___ Input rows ___

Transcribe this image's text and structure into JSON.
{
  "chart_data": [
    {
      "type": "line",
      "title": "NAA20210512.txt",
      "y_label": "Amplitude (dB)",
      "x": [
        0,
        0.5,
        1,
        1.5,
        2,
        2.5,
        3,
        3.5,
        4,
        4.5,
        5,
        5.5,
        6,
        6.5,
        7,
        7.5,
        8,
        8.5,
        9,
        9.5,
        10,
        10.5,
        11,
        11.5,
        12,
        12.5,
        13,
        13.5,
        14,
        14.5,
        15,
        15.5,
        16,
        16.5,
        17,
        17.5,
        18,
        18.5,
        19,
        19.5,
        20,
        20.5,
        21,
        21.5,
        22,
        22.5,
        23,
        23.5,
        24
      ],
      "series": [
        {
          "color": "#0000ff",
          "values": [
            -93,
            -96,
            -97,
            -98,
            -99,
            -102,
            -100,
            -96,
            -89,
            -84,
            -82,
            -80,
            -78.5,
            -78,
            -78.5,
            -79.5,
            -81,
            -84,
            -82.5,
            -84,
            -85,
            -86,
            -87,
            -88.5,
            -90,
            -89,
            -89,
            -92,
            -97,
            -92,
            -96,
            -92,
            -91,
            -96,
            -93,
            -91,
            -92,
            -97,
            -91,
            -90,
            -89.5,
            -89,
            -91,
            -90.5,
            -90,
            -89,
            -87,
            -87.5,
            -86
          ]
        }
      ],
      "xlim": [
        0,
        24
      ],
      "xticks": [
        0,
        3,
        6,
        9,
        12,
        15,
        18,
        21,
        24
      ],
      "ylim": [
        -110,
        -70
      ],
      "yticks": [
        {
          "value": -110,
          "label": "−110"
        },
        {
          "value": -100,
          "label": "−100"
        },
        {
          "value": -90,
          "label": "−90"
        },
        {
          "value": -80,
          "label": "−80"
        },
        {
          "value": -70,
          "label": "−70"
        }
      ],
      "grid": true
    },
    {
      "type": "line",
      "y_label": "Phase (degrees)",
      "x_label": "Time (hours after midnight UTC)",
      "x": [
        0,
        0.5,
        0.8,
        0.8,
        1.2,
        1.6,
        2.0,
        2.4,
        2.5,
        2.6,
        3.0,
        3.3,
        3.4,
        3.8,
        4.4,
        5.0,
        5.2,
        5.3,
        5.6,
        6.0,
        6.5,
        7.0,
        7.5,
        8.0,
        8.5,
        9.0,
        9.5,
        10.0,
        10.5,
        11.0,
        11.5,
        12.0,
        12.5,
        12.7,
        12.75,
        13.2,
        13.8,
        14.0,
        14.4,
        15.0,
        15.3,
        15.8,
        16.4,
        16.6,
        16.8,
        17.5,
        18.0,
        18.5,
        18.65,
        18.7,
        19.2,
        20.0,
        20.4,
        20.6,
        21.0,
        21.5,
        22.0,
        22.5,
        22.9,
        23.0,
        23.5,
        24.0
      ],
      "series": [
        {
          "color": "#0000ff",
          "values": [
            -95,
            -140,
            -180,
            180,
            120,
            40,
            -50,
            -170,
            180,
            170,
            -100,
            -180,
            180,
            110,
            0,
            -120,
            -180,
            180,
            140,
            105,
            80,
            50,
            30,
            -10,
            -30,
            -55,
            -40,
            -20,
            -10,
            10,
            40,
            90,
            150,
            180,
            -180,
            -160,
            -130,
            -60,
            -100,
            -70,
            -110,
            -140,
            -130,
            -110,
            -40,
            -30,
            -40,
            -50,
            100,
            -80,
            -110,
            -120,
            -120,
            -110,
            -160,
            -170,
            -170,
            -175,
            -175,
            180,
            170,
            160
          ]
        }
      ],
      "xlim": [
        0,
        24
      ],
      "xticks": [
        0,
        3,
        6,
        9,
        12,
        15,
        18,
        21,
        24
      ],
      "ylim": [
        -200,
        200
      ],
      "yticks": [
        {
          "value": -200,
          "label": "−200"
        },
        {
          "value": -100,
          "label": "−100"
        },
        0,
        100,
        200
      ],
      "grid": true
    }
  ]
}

___

Your task is to reproduce all of the records exactly.

Transcribe this image's text and structure into JSON.
{
  "chart_data": [
    {
      "type": "line",
      "title": "NAA20210512.txt",
      "y_label": "Amplitude (dB)",
      "x": [
        0,
        0.5,
        1,
        1.5,
        2,
        2.5,
        3,
        3.5,
        4,
        4.5,
        5,
        5.5,
        6,
        6.5,
        7,
        7.5,
        8,
        8.5,
        9,
        9.5,
        10,
        10.5,
        11,
        11.5,
        12,
        12.5,
        13,
        13.5,
        14,
        14.5,
        15,
        15.5,
        16,
        16.5,
        17,
        17.5,
        18,
        18.5,
        19,
        19.5,
        20,
        20.5,
        21,
        21.5,
        22,
        22.5,
        23,
        23.5,
        24
      ],
      "series": [
        {
          "color": "#0000ff",
          "values": [
            -93,
            -96,
            -97,
            -98,
            -99,
            -102,
            -100,
            -96,
            -89,
            -84,
            -82,
            -80,
            -78.5,
            -78,
            -78.5,
            -79.5,
            -81,
            -84,
            -82.5,
            -84,
            -85,
            -86,
            -87,
            -88.5,
            -90,
            -89,
            -89,
            -92,
            -97,
            -92,
            -96,
            -92,
            -91,
            -96,
            -93,
            -91,
            -92,
            -97,
            -91,
            -90,
            -89.5,
            -89,
            -91,
            -90.5,
            -90,
            -89,
            -87,
            -87.5,
            -86
          ]
        }
      ],
      "xlim": [
        0,
        24
      ],
      "xticks": [
        0,
        3,
        6,
        9,
        12,
        15,
        18,
        21,
        24
      ],
      "ylim": [
        -110,
        -70
      ],
      "yticks": [
        {
          "value": -110,
          "label": "−110"
        },
        {
          "value": -100,
          "label": "−100"
        },
        {
          "value": -90,
          "label": "−90"
        },
        {
          "value": -80,
          "label": "−80"
        },
        {
          "value": -70,
          "label": "−70"
        }
      ],
      "grid": true
    },
    {
      "type": "line",
      "y_label": "Phase (degrees)",
      "x_label": "Time (hours after midnight UTC)",
      "x": [
        0,
        0.5,
        0.8,
        0.8,
        1.2,
        1.6,
        2.0,
        2.4,
        2.5,
        2.6,
        3.0,
        3.3,
        3.4,
        3.8,
        4.4,
        5.0,
        5.2,
        5.3,
        5.6,
        6.0,
        6.5,
        7.0,
        7.5,
        8.0,
        8.5,
        9.0,
        9.5,
        10.0,
        10.5,
        11.0,
        11.5,
        12.0,
        12.5,
        12.7,
        12.75,
        13.2,
        13.8,
        14.0,
        14.4,
        15.0,
        15.3,
        15.8,
        16.4,
        16.6,
        16.8,
        17.5,
        18.0,
        18.5,
        18.65,
        18.7,
        19.2,
        20.0,
        20.4,
        20.6,
        21.0,
        21.5,
        22.0,
        22.5,
        22.9,
        23.0,
        23.5,
        24.0
      ],
      "series": [
        {
          "color": "#0000ff",
          "values": [
            -95,
            -140,
            -180,
            180,
            120,
            40,
            -50,
            -170,
            180,
            170,
            -100,
            -180,
            180,
            110,
            0,
            -120,
            -180,
            180,
            140,
            105,
            80,
            50,
            30,
            -10,
            -30,
            -55,
            -40,
            -20,
            -10,
            10,
            40,
            90,
            150,
            180,
            -180,
            -160,
            -130,
            -60,
            -100,
            -70,
            -110,
            -140,
            -130,
            -110,
            -40,
            -30,
            -40,
            -50,
            100,
            -80,
            -110,
            -120,
            -120,
            -110,
            -160,
            -170,
            -170,
            -175,
            -175,
            180,
            170,
            160
          ]
        }
      ],
      "xlim": [
        0,
        24
      ],
      "xticks": [
        0,
        3,
        6,
        9,
        12,
        15,
        18,
        21,
        24
      ],
      "ylim": [
        -200,
        200
      ],
      "yticks": [
        {
          "value": -200,
          "label": "−200"
        },
        {
          "value": -100,
          "label": "−100"
        },
        0,
        100,
        200
      ],
      "grid": true
    }
  ]
}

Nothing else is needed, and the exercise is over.